WHAT TO PRODUCE
Give the data a second time, exactly and in full.

SUPPLIED DATA
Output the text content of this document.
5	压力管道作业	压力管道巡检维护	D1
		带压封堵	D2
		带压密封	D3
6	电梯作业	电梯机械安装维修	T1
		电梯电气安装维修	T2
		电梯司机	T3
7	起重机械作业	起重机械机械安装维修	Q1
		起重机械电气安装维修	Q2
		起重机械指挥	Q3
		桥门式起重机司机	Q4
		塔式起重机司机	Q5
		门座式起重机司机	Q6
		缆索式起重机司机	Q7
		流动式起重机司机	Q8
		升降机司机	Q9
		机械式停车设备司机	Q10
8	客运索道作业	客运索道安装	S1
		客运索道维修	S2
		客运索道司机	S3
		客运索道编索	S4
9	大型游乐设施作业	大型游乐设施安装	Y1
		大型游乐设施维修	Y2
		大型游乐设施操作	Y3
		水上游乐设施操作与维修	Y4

ANSWER TO THE PROBLEM
Output the text content of this document.
5	压力管道作业	压力管道巡检维护	D1
		带压封堵	D2
		带压密封	D3
6	电梯作业	电梯机械安装维修	T1
		电梯电气安装维修	T2
		电梯司机	T3
7	起重机械作业	起重机械机械安装维修	Q1
		起重机械电气安装维修	Q2
		起重机械指挥	Q3
		桥门式起重机司机	Q4
		塔式起重机司机	Q5
		门座式起重机司机	Q6
		缆索式起重机司机	Q7
		流动式起重机司机	Q8
		升降机司机	Q9
		机械式停车设备司机	Q10
8	客运索道作业	客运索道安装	S1
		客运索道维修	S2
		客运索道司机	S3
		客运索道编索	S4
9	大型游乐设施作业	大型游乐设施安装	Y1
		大型游乐设施维修	Y2
		大型游乐设施操作	Y3
		水上游乐设施操作与维修	Y4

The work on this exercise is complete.